* Supplied entries *
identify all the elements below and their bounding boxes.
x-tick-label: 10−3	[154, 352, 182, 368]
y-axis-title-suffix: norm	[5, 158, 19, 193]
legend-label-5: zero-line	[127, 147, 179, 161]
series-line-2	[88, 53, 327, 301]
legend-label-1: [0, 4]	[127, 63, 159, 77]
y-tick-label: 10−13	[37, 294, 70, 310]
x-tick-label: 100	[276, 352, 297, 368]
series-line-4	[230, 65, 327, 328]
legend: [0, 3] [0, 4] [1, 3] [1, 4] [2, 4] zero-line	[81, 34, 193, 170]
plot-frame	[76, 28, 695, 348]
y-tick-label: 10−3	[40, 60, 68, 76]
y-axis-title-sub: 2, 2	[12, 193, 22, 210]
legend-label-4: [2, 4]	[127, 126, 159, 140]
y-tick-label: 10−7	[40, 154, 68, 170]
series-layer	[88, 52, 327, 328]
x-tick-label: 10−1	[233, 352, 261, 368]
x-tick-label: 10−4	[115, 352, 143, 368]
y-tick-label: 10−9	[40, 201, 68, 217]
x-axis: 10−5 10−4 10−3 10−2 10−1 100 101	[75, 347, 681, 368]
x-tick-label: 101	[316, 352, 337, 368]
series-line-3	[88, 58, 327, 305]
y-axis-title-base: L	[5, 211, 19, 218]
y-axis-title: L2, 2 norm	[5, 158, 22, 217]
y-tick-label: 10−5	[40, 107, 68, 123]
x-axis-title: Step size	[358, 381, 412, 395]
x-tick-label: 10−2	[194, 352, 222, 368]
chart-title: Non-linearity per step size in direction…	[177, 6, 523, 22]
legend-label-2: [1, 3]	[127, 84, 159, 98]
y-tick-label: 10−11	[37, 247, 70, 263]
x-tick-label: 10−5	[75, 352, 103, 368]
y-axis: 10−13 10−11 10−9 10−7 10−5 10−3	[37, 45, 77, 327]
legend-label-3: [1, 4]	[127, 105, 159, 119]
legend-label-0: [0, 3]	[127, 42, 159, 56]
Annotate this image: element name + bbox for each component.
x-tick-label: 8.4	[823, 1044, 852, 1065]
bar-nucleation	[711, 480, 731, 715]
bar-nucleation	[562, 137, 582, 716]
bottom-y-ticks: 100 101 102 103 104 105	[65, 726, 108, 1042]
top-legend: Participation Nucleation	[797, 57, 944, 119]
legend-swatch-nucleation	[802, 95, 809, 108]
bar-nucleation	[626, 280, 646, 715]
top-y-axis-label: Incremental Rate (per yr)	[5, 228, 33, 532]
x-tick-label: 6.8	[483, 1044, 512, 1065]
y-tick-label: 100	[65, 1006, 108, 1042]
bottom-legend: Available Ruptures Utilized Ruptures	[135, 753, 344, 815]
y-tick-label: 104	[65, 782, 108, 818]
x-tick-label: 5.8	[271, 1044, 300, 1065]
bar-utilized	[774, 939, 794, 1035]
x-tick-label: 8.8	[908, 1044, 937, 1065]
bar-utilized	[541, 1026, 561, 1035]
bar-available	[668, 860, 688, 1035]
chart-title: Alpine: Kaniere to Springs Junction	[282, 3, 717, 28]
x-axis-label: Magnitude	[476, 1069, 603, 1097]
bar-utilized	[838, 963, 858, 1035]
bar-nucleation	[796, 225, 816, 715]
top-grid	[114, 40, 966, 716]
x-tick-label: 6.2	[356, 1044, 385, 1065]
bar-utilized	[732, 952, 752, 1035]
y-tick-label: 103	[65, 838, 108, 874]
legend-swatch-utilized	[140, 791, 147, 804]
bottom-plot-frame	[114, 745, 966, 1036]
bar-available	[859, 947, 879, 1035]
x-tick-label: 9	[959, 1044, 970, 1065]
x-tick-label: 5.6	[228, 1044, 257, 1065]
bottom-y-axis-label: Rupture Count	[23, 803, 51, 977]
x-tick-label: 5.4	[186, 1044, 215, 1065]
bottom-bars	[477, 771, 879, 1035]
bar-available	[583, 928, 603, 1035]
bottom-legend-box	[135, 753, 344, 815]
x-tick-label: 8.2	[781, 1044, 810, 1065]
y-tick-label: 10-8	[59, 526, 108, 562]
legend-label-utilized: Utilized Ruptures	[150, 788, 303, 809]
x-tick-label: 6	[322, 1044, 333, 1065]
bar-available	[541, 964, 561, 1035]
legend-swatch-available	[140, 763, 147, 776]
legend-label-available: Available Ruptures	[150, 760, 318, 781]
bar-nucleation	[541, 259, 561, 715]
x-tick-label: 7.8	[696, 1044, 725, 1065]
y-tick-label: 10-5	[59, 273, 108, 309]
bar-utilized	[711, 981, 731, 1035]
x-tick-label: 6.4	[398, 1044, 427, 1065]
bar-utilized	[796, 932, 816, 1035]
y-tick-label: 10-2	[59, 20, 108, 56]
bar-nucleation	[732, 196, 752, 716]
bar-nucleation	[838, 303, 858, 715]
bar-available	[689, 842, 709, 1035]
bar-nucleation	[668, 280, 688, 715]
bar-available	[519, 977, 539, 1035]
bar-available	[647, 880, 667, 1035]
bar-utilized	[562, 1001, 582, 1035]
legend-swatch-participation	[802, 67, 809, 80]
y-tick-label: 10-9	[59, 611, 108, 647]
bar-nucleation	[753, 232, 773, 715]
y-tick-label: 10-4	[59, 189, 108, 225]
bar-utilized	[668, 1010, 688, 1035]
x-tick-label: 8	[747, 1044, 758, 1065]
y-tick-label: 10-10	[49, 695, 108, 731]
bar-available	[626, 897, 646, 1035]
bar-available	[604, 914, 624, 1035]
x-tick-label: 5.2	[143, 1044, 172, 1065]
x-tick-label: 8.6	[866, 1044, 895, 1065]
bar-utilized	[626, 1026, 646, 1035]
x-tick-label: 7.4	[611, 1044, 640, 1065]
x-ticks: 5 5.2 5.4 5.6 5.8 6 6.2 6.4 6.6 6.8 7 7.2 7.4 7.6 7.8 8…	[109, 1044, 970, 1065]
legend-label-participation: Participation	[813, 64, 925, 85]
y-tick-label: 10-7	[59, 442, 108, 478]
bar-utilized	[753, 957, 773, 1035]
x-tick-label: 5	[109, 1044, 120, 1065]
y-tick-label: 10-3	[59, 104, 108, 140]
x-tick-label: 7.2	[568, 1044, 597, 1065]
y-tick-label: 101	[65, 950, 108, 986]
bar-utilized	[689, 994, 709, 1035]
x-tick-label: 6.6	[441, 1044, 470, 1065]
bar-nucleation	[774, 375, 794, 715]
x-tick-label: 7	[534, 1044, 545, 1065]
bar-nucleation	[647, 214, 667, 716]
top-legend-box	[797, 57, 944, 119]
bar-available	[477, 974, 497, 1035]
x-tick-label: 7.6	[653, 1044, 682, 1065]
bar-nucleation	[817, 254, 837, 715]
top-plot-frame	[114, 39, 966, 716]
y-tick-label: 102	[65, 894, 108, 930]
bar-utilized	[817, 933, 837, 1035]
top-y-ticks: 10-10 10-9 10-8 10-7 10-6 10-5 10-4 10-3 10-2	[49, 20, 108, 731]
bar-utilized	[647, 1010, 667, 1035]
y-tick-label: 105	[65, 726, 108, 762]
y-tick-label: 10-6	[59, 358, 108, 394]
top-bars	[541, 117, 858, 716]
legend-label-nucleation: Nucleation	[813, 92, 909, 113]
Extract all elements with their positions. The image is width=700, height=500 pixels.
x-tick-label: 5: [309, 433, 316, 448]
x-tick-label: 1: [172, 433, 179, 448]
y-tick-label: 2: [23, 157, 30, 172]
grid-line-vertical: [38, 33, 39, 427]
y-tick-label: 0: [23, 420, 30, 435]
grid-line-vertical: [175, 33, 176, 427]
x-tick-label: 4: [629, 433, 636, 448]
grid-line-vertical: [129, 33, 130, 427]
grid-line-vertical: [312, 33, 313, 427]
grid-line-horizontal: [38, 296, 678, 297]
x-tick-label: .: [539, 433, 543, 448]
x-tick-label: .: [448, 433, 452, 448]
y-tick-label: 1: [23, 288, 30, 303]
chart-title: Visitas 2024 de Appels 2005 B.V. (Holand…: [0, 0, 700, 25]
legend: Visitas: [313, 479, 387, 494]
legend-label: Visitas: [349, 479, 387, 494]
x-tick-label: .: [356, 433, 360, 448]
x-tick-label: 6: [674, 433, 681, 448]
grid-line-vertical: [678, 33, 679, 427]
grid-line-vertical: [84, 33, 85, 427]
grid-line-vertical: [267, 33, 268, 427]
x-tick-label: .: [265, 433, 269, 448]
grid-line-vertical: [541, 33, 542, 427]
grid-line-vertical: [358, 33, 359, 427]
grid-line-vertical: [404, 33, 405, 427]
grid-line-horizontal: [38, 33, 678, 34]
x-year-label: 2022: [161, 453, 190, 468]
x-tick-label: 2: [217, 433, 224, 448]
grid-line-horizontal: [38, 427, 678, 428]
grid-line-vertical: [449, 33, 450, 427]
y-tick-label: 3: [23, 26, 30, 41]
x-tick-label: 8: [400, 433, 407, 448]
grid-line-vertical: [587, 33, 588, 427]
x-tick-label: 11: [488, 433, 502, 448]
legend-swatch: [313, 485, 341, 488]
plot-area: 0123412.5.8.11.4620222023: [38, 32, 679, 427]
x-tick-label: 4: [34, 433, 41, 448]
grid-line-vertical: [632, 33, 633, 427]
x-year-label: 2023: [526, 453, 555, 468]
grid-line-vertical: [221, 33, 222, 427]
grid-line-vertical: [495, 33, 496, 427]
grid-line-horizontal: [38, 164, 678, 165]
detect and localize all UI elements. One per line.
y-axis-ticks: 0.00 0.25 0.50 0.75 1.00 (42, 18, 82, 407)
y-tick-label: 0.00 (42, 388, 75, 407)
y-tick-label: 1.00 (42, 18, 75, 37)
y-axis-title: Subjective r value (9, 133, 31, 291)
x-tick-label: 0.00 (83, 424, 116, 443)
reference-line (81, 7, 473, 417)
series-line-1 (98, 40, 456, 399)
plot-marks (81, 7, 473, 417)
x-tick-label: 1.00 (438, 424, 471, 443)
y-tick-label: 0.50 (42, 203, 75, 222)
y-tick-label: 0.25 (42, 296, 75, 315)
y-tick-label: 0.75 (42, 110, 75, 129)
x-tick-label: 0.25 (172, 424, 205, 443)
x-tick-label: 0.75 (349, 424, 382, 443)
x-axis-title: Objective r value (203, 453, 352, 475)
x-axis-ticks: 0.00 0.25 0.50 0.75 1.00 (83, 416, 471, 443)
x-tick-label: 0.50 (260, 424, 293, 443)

* What you are asked to do *
Copy out the listing word for word, starting at its first line and stopping after the line that contains "201, 68, 217]".

* The response *
identify all the elements below and their bounding boxes.
x-tick-label: 10−3	[154, 352, 182, 368]
y-axis-title-suffix: norm	[5, 158, 19, 193]
legend-label-5: zero-line	[127, 147, 179, 161]
series-line-2	[88, 53, 327, 301]
legend-label-1: [0, 4]	[127, 63, 159, 77]
y-tick-label: 10−13	[37, 294, 70, 310]
x-tick-label: 100	[276, 352, 297, 368]
series-line-4	[230, 65, 327, 328]
legend: [0, 3] [0, 4] [1, 3] [1, 4] [2, 4] zero-line	[81, 34, 193, 170]
plot-frame	[76, 28, 695, 348]
y-tick-label: 10−3	[40, 60, 68, 76]
y-axis-title-sub: 2, 2	[12, 193, 22, 210]
legend-label-4: [2, 4]	[127, 126, 159, 140]
y-tick-label: 10−7	[40, 154, 68, 170]
series-layer	[88, 52, 327, 328]
x-tick-label: 10−1	[233, 352, 261, 368]
x-tick-label: 10−4	[115, 352, 143, 368]
y-tick-label: 10−9	[40, 201, 68, 217]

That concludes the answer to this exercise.